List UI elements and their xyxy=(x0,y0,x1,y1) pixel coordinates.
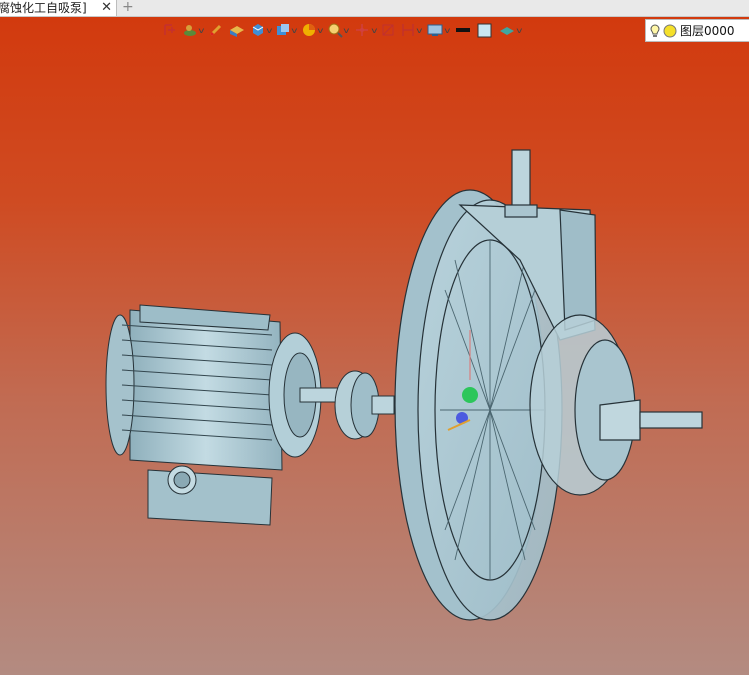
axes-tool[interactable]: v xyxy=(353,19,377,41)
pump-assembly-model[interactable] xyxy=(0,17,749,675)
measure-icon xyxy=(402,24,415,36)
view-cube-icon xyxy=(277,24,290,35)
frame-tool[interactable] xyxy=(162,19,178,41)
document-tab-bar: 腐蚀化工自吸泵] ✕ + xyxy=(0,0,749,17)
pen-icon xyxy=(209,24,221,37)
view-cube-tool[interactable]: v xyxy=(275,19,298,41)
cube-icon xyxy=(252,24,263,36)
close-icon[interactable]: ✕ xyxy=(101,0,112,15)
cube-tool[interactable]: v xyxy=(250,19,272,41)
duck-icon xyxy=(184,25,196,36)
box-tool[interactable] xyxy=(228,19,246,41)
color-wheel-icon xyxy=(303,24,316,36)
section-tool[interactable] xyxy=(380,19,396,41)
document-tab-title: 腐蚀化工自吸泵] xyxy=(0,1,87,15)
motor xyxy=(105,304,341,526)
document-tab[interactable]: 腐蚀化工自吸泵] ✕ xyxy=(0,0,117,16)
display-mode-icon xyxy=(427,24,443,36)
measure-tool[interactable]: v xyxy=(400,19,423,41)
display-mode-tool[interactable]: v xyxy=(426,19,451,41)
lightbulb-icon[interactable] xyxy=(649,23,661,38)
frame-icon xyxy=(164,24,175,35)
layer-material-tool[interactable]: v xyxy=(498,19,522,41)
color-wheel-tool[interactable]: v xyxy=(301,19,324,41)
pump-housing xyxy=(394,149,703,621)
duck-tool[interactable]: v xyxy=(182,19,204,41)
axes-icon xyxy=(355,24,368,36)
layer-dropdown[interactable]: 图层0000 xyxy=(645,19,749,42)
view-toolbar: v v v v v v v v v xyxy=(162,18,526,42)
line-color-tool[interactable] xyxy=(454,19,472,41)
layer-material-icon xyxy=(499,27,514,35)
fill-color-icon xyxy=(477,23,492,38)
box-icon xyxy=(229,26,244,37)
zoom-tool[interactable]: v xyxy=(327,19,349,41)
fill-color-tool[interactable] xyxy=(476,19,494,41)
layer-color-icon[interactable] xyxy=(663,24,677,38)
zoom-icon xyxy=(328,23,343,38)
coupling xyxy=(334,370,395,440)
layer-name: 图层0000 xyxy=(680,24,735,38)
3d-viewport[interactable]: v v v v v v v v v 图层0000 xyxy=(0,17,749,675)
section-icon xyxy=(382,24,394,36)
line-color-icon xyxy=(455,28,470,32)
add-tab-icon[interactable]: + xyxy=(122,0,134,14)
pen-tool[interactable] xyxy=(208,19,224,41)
...
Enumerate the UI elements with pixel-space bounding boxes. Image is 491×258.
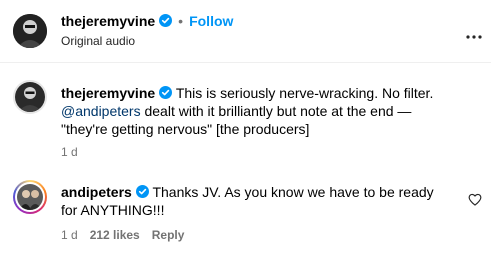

- _WRITTEN REQUEST_: Starting at the row with "List UI elements" and ending at the row with "display-mode-tool[interactable]: v xyxy=(426,19,451,41)", rewrite those rows with "motor" swapped for "drive-motor" and nothing else altered. Omit the pictures.

- _TASK SOLUTION_:
List UI elements and their xyxy=(x0,y0,x1,y1) pixel coordinates.
axes-tool[interactable]: v xyxy=(353,19,377,41)
pump-assembly-model[interactable] xyxy=(0,17,749,675)
measure-icon xyxy=(402,24,415,36)
view-cube-icon xyxy=(277,24,290,35)
frame-tool[interactable] xyxy=(162,19,178,41)
document-tab-bar: 腐蚀化工自吸泵] ✕ + xyxy=(0,0,749,17)
pen-icon xyxy=(209,24,221,37)
view-cube-tool[interactable]: v xyxy=(275,19,298,41)
cube-icon xyxy=(252,24,263,36)
close-icon[interactable]: ✕ xyxy=(101,0,112,15)
cube-tool[interactable]: v xyxy=(250,19,272,41)
duck-icon xyxy=(184,25,196,36)
box-tool[interactable] xyxy=(228,19,246,41)
color-wheel-icon xyxy=(303,24,316,36)
section-tool[interactable] xyxy=(380,19,396,41)
document-tab-title: 腐蚀化工自吸泵] xyxy=(0,1,87,15)
drive-motor xyxy=(105,304,341,526)
document-tab[interactable]: 腐蚀化工自吸泵] ✕ xyxy=(0,0,117,16)
display-mode-icon xyxy=(427,24,443,36)
measure-tool[interactable]: v xyxy=(400,19,423,41)
display-mode-tool[interactable]: v xyxy=(426,19,451,41)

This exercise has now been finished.